2015年12月31日 : 膝の痛み
膝蓋軟骨軟化症・原因がわからない膝の痛み放置していませんか?
膝蓋軟骨軟化症とは、膝蓋骨と大腿骨との間にある関節軟骨の一部が軟化したり、膨隆・亀裂などを起こしてしまう疾患です。原因は明らかになっていませんが、何らかの力学的異常が発症をきたすことと原因として考えられています。
その例として、膝の使いすぎや長距離ランナーの方が発症率が高いことから、スポーツをする人や10代前半の女性に発症することが多いようです。
そのことからスポーツ障害の一種として考えられていたのですが、膝蓋骨の何らかの別のケガが原因で関節軟骨に傷がついて起こることもあります。
また、膝蓋大腿関節に生まれつき形態異常がある場合や生まれつきのX脚・膝蓋骨亜脱臼をともなうケースでも膝蓋軟骨軟化症となりやすいようです。
そのほかにも関節軟骨の栄養障害も原因になり、20歳前後の若い女性に多く発症するのもこの疾患の特徴といえます。
膝蓋軟骨軟化症はどのような症状をきたすのか
主に運動時や階段の昇降時に膝前方に痛みを訴え、特に階段を上がるときには膝がゴリゴリといった音も感じます。
また、関節軟骨が変形して軟化するためにか、おそるおそる歩くような歩行形態をとり、膝に力が入らなくなると同時に痛みも感じます。
ただ初期症状では、膝蓋骨の違和感や膝蓋骨が引っかかるような感じがする程度で、痛みを感じないケースもあり、それを放置しておくと上記のような症状が徐々に進行していくのです。
そして膝関節軽度屈曲位で膝蓋骨を大腿骨に圧迫しながら上下・左右に動かすとザラザラした感じを触知し、疼痛が誘発されます。これを「膝蓋骨グライディングテスト」いう。
これらは片側だけに限らず、両側の膝の痛みを感じるケースもあり、決して両膝が痛むから膝蓋軟骨軟化症ではないと安易に自分で判断しないでください。
そのほかの膝蓋軟骨軟化症の症状の特徴として以下のようなものがあります。

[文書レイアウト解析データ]
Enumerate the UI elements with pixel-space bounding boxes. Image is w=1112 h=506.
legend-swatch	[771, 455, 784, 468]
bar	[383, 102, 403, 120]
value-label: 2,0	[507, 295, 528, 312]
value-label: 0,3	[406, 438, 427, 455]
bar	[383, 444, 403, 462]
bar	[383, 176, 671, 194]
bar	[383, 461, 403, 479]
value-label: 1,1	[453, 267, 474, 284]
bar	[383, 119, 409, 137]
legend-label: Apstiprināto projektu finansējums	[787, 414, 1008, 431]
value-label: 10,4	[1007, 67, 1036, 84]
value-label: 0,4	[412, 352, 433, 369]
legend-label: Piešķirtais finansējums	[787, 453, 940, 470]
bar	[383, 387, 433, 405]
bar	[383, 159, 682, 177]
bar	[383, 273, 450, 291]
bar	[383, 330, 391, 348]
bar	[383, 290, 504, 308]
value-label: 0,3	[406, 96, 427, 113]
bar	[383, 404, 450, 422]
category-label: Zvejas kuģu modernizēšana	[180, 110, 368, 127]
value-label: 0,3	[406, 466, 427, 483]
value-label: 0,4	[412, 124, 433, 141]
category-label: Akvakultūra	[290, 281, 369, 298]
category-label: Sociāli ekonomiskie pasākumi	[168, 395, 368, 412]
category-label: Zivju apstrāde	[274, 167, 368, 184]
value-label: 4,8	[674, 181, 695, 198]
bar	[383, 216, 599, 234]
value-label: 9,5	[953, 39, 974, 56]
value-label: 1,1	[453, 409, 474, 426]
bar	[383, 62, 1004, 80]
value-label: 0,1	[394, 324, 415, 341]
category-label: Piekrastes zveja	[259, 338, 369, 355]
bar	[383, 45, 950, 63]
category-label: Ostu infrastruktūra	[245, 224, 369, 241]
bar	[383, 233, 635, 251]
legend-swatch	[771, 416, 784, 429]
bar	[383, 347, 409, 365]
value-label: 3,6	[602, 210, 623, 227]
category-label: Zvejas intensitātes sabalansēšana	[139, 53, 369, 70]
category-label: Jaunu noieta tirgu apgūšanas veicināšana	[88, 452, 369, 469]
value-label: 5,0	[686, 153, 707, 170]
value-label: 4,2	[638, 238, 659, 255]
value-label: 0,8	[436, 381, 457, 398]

▸ 設問指示
#1 次の(a)〜(c)の記述が抜粋文の内容と一致するかどうかを判断してください。それぞれ「はい」か「いいえ」で答え、根拠となる抜粋文の語句をそのまま引用してください。
(a) 膝蓋軟骨軟化症の原因は明らかになっている。
(b) 階段を上がるときに膝に音を感じることがある。
(c) 初期症状では必ず痛みを感じる。
#2 抜粋文によると、膝関節軽度屈曲位で膝蓋骨を大腿骨に圧迫しながら上下・左右に動かし、疼痛を誘発する方法は何と呼ばれますか。
解答には抜粋文のみを用いてください。

▸ 番号別解答
#1
(a) いいえ。「原因は明らかになっていませんが」
(b) はい。「特に階段を上がるときには膝がゴリゴリといった音も感じます」
(c) いいえ。「痛みを感じないケースもあり」

#2 「膝蓋骨グライディングテスト」です。